-- Start of Information shown --
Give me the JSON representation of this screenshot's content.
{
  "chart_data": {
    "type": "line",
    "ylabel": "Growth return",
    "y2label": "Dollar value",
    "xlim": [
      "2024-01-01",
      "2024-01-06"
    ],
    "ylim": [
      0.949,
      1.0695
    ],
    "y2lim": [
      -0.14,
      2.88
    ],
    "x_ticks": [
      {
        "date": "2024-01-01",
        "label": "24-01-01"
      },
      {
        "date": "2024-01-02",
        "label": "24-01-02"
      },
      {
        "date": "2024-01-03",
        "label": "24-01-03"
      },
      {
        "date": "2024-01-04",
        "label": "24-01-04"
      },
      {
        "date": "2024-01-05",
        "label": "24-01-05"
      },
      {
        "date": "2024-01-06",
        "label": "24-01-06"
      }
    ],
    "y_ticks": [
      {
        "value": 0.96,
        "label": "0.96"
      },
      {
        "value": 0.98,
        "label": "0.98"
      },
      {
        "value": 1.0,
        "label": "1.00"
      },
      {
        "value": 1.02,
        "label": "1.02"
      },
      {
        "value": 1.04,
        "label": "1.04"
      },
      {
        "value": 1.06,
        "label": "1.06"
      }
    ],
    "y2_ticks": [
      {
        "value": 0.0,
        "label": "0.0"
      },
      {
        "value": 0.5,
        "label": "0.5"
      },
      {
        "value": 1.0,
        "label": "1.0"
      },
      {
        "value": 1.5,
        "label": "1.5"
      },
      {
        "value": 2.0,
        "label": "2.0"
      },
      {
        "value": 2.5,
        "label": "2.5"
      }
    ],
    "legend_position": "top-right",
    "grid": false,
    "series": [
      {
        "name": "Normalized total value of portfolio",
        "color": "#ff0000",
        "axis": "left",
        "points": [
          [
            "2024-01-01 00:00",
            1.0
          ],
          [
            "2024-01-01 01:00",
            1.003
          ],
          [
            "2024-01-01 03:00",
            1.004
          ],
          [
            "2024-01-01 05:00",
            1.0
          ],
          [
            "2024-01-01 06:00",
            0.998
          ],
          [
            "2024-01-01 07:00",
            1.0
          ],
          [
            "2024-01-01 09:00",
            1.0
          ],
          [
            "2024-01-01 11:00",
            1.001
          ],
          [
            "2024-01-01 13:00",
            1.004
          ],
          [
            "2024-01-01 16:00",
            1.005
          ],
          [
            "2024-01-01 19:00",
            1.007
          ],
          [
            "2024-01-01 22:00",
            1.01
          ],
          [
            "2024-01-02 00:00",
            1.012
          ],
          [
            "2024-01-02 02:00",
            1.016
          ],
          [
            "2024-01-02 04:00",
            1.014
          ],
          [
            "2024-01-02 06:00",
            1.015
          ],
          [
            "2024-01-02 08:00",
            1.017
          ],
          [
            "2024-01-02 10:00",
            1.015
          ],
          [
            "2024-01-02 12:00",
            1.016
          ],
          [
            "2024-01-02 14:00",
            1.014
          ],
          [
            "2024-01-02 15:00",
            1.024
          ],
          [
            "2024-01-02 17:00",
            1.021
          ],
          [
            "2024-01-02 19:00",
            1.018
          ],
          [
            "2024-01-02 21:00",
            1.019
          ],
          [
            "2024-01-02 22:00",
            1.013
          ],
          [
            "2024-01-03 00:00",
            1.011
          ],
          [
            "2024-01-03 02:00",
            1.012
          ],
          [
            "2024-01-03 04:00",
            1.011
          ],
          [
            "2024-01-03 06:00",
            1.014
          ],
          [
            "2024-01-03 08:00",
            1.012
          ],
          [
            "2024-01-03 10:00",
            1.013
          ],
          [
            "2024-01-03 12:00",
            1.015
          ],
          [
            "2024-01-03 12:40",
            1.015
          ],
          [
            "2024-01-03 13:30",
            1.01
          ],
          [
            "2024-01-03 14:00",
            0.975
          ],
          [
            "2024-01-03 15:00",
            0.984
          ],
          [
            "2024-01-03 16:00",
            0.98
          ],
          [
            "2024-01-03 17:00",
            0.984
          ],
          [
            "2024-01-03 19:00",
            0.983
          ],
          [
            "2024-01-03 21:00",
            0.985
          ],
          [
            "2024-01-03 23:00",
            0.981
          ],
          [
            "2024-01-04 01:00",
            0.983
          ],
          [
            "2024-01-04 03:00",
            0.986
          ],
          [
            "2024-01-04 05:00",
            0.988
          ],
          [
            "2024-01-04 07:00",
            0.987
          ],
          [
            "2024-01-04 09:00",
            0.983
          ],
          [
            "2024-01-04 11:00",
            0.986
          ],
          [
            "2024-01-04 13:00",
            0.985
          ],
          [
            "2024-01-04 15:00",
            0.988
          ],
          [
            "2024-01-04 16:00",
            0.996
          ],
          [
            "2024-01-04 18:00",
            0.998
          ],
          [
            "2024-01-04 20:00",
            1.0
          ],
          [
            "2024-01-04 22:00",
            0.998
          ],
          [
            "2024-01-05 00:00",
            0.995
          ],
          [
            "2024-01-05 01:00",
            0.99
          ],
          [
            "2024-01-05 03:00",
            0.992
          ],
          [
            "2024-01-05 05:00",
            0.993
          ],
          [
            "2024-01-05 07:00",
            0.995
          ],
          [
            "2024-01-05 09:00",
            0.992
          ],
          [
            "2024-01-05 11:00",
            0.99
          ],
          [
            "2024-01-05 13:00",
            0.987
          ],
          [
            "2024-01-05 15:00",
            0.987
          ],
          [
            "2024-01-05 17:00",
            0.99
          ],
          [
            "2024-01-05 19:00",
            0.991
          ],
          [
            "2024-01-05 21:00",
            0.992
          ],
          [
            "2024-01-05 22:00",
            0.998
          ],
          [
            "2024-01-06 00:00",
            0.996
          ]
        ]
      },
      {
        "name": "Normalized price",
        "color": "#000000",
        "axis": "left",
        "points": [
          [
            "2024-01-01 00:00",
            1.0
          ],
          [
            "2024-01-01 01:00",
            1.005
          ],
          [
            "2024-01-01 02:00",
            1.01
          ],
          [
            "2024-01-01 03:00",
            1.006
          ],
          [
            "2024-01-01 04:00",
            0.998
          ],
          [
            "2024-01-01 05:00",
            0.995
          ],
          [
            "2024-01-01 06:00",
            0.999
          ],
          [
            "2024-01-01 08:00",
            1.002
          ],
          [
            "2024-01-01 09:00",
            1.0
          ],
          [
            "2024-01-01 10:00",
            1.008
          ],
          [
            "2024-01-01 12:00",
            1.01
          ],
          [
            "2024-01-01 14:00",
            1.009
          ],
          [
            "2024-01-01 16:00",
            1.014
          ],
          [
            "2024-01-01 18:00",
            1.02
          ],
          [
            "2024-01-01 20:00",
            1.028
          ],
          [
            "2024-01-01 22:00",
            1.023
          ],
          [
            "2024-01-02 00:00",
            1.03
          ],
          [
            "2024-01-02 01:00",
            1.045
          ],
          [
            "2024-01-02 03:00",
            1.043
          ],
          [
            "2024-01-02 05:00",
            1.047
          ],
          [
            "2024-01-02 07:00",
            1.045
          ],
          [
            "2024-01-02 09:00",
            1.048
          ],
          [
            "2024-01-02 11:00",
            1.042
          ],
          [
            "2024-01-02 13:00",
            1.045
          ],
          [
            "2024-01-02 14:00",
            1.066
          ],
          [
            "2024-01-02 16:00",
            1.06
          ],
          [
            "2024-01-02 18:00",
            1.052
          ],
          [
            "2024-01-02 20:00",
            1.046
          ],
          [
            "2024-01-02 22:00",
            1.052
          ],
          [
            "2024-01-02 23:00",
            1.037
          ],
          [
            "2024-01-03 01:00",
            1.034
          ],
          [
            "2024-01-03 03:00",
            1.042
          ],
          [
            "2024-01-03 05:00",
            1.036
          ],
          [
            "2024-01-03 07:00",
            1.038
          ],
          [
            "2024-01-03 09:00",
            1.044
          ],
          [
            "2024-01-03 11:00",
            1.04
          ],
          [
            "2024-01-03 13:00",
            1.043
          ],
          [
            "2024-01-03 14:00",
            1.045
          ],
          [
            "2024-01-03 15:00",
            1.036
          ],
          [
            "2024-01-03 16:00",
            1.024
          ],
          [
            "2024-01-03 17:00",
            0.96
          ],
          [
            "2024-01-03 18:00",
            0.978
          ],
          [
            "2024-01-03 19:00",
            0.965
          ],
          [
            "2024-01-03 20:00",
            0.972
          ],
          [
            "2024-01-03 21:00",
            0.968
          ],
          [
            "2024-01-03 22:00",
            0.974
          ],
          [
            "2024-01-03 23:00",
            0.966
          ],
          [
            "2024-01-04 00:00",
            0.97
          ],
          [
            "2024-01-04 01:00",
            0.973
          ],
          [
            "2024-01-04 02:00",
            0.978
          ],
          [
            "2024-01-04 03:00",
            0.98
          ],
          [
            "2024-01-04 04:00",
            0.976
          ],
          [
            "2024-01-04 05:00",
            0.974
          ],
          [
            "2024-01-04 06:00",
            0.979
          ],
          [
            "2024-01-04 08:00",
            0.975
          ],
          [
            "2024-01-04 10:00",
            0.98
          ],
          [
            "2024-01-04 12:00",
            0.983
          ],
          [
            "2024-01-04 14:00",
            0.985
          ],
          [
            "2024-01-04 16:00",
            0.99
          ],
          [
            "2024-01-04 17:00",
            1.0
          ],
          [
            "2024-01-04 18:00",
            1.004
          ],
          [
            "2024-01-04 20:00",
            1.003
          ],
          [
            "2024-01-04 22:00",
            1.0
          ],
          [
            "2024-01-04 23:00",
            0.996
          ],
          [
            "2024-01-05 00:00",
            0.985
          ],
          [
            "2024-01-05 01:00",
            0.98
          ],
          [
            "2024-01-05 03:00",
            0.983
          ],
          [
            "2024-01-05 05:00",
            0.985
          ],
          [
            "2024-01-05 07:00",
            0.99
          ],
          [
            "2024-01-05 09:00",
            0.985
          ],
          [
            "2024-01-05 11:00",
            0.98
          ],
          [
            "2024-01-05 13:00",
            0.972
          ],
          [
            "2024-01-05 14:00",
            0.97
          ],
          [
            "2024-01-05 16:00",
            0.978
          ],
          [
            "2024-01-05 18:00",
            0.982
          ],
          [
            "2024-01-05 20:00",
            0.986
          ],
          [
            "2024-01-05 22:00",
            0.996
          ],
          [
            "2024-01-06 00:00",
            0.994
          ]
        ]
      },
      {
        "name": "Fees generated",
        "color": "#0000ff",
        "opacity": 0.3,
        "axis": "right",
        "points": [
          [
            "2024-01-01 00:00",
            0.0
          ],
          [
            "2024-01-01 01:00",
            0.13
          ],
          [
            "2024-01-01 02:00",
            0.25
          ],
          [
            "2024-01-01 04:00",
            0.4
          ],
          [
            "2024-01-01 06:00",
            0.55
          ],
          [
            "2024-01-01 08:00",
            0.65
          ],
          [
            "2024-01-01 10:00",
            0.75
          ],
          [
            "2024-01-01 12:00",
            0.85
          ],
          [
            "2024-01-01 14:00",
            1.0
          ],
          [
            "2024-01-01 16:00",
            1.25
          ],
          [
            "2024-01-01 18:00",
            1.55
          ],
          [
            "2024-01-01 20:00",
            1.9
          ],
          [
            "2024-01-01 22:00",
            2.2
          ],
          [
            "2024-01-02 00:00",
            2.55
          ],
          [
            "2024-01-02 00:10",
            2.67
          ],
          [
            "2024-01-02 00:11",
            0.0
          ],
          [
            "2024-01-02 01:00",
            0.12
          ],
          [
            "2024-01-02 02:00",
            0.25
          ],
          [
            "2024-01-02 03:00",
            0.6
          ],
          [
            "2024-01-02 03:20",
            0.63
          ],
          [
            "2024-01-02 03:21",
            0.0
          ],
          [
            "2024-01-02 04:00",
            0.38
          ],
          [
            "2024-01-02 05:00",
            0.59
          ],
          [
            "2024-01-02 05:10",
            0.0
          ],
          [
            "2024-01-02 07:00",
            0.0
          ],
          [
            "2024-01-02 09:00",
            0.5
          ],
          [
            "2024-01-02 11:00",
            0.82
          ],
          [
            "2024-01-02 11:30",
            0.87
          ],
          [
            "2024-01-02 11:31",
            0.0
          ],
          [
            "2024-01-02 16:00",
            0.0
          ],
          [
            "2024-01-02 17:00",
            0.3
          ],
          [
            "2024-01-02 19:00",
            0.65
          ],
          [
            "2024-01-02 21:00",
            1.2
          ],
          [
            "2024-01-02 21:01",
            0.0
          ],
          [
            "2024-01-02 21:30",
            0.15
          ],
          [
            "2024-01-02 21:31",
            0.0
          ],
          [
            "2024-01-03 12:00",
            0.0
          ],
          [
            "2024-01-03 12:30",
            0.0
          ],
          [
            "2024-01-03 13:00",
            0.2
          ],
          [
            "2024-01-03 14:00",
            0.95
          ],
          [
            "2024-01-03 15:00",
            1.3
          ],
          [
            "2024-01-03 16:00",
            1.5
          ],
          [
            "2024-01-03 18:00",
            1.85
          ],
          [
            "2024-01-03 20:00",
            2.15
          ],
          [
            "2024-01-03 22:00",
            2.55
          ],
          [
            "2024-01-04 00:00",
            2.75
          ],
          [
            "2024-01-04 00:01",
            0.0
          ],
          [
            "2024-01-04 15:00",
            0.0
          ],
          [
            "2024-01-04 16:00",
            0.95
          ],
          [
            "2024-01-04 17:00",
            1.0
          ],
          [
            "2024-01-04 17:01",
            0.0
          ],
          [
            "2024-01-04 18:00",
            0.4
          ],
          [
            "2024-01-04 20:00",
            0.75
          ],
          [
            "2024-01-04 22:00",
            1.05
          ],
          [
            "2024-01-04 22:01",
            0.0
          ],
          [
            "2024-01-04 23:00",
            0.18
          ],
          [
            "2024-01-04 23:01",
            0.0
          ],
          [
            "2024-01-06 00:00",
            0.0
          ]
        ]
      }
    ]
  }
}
-- End of Information shown --
### Given task
Search the data for "color". Copy every matching line.

### Full solution
        "color": "#ff0000",
        "color": "#000000",
        "color": "#0000ff",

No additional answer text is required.